● TRECHO
▬▬▬▬▬▬

VÍDEO: filhote de macaco-prego 'chora' após mãe ser atropelada e comove redes sociais

Flhote de macaco-prego 'chora' após mãe ser atropelada no Sul do Espírito Santo — Foto: Reprodução

Um filhote de macaco-prego comoveu funcionários da Floresta Nacional de Pacotuba, no interior de Cachoeiro de Itapemirim, no Sul do Espírito Santo, ao emitir um som parecendo como se estivesse "chorando" ao ver a mãe morta após ter sido atropelada.

O animal foi encontrado agarrado ao corpo da mãe, que foi atropelada por um veículo enquanto atravessava a Rodovia João Domingos Zago, que corta a floresta, nesta terça-feira (13).

Um vídeo gravado por testemunhas mostra o filhote emitindo sons "chamando" pela mãe, dando a impressão que estava "chorando". Numa das cenas, o filhote fica apertando e rodeando o corpo da mãe.

Em outra cena, o filhote aparece de olhos fechados, com as patas em cima do corpo da mãe morta, e emitindo son de "choro". O corpo da fêmea foi retirado do local e o filhote foi resgatado por servidores da unidade de conservação. Já resgatado, ele também foi alimentado com ajuda de uma mamadeira.

Nas redes sociais, a equipe que trabalha na floresta alertou para que os motoristas respeitassem o limite de velocidade ao passar pelo local.

"Os bichos estão apenas tentando atravessar o próprio habitat, fragmentado por estradas, na tentativa de buscar recursos como alimento e água. Por isso, reduza a velocidade! Olhe ao redor! Respeite a sinalização! Isso te custará poucos minutos. Sua imprudência tem custado uma eternidade em sofrimento para eles!", destacou a publicação.

A chefe do parque, Augusta Rosa Gonçalves, contou que, no mesmo dia, duas cobras e uma cadela também morreram vítimas de atropelamento na região.

Segundo Augusta, o filhote está bem, foi alimentado e será encaminhado a um centro de reabilitação de animais silvestres.

A Floresta Nacional é uma unidade de conservação de uso sustentável, administrada pelo Instituto Chico Mendes de Conservação da Biodiversidade (ICMBio), focada na pesquisa científica e na conservação da Mata Atlântica. A unidade protege uma área de 449,40 hectares do bioma Mata Atlântica.

▬▬▬▬▬▬

● TAREFA A
Reescreva em forma de lista o parágrafo do trecho que começa com "A Floresta Nacional é uma unidade", mantendo os fatos principais.
● TAREFA B
Reescreva a parte do trecho que vai de "Um filhote de" até "ter sido atropelada.", substituindo "funcionários" por "servidores".

Dados registrados
▬▬▬▬▬▬

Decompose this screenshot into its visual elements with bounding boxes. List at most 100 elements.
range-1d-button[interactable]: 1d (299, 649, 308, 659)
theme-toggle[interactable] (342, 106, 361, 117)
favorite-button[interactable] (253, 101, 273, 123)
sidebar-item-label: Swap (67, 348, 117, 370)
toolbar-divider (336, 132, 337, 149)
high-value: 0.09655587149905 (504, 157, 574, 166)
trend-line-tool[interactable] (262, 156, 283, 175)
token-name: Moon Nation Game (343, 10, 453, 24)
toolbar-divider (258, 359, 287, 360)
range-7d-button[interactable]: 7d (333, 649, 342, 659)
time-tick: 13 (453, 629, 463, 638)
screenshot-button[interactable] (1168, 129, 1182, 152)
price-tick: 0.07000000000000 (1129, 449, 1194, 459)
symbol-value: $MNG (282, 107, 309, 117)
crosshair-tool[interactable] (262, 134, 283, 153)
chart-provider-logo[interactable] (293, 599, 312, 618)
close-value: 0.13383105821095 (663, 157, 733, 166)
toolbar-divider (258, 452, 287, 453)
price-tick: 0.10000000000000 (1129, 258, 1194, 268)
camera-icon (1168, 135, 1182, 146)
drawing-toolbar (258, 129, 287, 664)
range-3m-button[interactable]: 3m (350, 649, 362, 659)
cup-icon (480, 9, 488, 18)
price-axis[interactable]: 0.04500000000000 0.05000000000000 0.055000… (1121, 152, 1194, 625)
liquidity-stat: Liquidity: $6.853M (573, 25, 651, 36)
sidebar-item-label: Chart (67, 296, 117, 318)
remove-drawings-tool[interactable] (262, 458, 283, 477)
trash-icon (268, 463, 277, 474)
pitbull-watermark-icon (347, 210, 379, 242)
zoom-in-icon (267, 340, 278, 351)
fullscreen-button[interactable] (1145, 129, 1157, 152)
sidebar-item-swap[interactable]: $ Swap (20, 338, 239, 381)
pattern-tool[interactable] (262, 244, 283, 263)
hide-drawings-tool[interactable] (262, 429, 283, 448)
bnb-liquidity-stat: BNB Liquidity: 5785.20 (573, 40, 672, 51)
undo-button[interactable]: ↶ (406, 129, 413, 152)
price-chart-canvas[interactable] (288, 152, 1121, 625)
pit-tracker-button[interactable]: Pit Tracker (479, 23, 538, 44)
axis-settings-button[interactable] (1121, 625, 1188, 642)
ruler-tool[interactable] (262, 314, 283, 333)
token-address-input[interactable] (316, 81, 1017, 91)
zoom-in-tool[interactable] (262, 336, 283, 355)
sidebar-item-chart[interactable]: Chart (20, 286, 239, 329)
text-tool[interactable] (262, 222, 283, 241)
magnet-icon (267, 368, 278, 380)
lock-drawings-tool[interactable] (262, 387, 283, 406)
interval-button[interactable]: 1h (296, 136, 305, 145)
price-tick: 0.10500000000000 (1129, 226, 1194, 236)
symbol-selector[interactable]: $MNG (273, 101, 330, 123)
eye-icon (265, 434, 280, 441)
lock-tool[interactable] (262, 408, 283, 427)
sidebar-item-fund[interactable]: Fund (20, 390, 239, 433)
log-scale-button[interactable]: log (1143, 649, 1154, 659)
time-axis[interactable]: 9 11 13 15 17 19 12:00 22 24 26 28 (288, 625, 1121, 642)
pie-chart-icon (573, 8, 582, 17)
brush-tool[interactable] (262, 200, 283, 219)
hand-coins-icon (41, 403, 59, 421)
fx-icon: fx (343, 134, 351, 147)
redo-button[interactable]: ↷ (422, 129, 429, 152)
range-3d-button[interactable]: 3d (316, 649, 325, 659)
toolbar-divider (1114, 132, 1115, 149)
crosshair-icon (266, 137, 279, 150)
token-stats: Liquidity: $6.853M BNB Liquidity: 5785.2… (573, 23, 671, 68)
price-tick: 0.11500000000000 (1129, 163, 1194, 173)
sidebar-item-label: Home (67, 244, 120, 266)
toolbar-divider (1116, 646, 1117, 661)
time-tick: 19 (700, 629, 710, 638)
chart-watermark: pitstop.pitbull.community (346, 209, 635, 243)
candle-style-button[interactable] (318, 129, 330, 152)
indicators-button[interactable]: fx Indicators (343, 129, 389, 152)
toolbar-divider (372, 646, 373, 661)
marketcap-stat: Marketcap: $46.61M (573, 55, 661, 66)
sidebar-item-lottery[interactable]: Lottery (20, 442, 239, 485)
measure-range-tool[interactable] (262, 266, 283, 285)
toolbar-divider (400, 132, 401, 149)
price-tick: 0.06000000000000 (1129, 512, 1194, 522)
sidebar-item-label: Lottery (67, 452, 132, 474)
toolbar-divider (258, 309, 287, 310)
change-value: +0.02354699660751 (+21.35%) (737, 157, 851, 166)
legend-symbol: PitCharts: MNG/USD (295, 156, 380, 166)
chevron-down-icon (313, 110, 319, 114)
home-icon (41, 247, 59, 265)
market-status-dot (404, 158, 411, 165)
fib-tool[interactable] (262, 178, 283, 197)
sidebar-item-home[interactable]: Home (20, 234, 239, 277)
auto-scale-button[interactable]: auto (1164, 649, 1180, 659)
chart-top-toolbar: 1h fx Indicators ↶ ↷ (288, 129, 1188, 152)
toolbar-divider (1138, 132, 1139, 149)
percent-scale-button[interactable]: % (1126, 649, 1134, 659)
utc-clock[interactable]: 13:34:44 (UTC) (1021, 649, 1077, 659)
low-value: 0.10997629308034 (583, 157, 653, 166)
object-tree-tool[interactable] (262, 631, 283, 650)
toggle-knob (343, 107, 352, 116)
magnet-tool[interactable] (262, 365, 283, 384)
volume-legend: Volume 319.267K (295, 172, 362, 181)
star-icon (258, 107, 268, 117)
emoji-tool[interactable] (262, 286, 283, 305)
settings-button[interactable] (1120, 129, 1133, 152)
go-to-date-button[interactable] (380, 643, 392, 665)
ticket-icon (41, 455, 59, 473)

▬▬▬▬▬▬

● RESOLUÇÃO DA TAREFA A
- A Floresta Nacional é uma unidade de conservação de uso sustentável.
- É administrada pelo Instituto Chico Mendes de Conservação da Biodiversidade (ICMBio).
- Tem foco na pesquisa científica e na conservação da Mata Atlântica.
- Protege uma área de 449,40 hectares do bioma Mata Atlântica.

● RESOLUÇÃO DA TAREFA B
Um filhote de macaco-prego comoveu servidores da Floresta Nacional de Pacotuba, no interior de Cachoeiro de Itapemirim, no Sul do Espírito Santo, ao emitir um som parecendo como se estivesse "chorando" ao ver a mãe morta após ter sido atropelada.